### Exercise brief
Extract each line from the entries below that has the string "rest" in it.

[start]

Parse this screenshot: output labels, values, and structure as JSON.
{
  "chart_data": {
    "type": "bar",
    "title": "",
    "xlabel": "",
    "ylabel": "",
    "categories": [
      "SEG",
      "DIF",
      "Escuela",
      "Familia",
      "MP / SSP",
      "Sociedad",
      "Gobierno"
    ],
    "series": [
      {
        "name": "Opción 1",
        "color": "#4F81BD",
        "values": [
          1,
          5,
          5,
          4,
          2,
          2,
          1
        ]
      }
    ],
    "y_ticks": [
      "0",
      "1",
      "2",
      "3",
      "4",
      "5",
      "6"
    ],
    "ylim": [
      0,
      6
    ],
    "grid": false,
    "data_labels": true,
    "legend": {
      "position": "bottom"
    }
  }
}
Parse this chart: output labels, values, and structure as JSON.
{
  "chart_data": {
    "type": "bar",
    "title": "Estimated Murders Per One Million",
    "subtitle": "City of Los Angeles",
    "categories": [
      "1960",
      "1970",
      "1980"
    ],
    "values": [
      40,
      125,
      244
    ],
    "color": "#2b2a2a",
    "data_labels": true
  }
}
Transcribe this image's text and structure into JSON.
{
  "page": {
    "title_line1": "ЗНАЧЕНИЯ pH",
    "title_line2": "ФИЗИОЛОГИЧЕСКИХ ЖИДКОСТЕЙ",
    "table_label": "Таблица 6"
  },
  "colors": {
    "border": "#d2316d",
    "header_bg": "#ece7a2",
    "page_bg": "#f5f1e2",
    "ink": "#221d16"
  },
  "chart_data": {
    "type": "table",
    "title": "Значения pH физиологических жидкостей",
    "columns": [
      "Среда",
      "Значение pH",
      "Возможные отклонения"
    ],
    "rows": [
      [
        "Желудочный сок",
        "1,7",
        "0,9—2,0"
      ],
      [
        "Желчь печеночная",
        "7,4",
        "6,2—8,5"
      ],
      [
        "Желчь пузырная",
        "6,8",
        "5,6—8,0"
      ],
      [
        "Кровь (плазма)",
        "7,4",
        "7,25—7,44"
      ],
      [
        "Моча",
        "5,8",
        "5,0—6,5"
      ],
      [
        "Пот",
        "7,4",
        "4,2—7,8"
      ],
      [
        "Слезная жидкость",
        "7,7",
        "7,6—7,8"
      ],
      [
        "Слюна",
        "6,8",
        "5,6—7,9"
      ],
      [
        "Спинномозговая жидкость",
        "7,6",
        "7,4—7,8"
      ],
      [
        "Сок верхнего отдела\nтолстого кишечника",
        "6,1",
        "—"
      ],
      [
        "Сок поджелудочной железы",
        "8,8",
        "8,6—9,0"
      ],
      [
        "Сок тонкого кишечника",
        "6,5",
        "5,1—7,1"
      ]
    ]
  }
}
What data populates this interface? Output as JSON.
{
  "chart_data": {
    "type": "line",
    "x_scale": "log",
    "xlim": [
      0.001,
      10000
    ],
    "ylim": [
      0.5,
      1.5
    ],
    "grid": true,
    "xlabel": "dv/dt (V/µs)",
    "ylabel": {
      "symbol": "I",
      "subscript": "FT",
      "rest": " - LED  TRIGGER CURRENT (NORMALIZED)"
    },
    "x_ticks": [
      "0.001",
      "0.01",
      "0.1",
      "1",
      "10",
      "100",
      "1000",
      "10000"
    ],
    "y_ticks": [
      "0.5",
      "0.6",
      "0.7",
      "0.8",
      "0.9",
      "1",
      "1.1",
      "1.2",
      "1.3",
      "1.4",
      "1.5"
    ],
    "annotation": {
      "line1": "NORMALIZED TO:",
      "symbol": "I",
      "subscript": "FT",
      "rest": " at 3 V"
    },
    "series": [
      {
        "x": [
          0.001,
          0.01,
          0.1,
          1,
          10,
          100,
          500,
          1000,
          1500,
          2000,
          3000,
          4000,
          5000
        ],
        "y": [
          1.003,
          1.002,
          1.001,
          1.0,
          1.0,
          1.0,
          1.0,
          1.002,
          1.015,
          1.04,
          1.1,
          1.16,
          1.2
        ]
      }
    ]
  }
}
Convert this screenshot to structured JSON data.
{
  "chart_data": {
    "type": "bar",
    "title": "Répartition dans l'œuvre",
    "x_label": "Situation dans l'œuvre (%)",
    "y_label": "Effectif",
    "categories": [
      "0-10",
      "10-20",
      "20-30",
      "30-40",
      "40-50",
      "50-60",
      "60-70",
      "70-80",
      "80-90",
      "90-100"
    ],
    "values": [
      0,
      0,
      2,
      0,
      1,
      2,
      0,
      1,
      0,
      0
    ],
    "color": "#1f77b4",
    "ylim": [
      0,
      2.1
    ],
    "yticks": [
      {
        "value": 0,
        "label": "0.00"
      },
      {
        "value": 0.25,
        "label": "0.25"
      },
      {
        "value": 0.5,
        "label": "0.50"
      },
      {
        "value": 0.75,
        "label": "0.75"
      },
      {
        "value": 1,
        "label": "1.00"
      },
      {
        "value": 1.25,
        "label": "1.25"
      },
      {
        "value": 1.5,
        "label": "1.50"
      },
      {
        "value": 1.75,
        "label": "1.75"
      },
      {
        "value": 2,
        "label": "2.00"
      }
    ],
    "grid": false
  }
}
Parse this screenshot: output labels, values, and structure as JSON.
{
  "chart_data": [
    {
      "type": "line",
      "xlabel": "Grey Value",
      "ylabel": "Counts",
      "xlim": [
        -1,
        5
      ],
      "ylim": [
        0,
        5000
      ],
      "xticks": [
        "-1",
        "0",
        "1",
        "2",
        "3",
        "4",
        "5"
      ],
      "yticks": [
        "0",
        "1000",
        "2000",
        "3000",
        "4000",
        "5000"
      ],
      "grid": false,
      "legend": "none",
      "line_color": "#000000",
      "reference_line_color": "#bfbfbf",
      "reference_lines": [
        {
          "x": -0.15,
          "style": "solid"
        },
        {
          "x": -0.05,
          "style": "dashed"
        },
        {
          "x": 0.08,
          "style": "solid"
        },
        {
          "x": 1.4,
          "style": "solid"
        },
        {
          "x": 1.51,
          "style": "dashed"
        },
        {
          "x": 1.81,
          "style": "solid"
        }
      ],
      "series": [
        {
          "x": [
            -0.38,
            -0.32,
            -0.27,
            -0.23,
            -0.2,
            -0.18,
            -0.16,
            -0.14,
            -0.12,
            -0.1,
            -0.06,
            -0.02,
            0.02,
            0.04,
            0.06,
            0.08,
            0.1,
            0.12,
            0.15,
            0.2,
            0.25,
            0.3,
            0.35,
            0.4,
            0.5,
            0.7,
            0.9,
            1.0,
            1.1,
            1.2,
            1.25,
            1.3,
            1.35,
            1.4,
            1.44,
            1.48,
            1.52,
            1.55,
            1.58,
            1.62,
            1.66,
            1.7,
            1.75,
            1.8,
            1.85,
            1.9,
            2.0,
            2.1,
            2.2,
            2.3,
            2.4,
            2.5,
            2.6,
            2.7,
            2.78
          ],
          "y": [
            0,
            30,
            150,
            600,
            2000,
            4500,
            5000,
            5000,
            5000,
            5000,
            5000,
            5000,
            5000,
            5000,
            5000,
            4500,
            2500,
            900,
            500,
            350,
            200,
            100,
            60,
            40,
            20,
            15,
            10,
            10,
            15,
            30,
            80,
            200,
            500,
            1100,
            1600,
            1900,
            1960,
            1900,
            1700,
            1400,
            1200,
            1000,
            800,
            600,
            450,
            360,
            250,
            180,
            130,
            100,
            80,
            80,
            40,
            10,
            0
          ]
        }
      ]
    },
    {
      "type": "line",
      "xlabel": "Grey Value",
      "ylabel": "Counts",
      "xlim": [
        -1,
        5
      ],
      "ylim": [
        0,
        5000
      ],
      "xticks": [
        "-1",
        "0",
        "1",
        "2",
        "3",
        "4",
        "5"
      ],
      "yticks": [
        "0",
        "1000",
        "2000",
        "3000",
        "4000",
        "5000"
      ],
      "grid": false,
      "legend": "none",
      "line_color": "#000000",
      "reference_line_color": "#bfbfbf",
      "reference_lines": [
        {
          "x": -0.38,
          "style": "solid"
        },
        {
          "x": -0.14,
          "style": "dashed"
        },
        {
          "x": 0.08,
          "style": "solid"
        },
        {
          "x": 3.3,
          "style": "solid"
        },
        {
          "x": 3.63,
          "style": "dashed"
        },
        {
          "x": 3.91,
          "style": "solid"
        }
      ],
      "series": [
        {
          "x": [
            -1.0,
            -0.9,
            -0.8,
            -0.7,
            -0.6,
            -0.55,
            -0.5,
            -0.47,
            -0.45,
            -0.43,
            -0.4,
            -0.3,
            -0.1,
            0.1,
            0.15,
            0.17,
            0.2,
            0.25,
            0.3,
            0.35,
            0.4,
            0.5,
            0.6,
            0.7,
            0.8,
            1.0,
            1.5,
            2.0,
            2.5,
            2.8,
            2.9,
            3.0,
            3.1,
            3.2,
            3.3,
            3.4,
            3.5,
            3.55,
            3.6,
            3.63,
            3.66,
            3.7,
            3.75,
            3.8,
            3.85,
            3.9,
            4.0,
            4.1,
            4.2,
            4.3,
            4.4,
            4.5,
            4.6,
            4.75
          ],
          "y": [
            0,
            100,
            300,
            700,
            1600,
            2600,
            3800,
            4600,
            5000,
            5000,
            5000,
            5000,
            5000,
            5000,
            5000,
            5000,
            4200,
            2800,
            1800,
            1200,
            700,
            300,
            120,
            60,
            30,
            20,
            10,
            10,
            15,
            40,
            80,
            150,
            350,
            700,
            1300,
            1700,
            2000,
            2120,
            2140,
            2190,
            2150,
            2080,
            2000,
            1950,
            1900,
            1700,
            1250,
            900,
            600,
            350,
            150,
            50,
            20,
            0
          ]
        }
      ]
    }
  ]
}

[end]

### Solution below
      "rest": " - LED  TRIGGER CURRENT (NORMALIZED)"
      "rest": " at 3 V"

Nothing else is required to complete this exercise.